(Stored data entries)
%%

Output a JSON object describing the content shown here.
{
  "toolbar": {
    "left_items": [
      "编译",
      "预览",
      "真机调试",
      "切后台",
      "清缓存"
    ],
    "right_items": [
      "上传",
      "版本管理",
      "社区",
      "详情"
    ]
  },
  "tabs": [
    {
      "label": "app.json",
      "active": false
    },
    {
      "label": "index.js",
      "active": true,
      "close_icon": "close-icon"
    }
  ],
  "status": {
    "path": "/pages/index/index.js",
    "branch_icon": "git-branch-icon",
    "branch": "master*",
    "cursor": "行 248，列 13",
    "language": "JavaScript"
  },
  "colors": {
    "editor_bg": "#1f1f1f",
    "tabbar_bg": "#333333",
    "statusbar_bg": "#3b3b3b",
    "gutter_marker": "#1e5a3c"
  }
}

%%

# SET PROBLEM
Nothing should be left out: return all of the records exactly.

# EXERCISE OUTPUT
Output a JSON object describing the content shown here.
{
  "toolbar": {
    "left_items": [
      "编译",
      "预览",
      "真机调试",
      "切后台",
      "清缓存"
    ],
    "right_items": [
      "上传",
      "版本管理",
      "社区",
      "详情"
    ]
  },
  "tabs": [
    {
      "label": "app.json",
      "active": false
    },
    {
      "label": "index.js",
      "active": true,
      "close_icon": "close-icon"
    }
  ],
  "status": {
    "path": "/pages/index/index.js",
    "branch_icon": "git-branch-icon",
    "branch": "master*",
    "cursor": "行 248，列 13",
    "language": "JavaScript"
  },
  "colors": {
    "editor_bg": "#1f1f1f",
    "tabbar_bg": "#333333",
    "statusbar_bg": "#3b3b3b",
    "gutter_marker": "#1e5a3c"
  }
}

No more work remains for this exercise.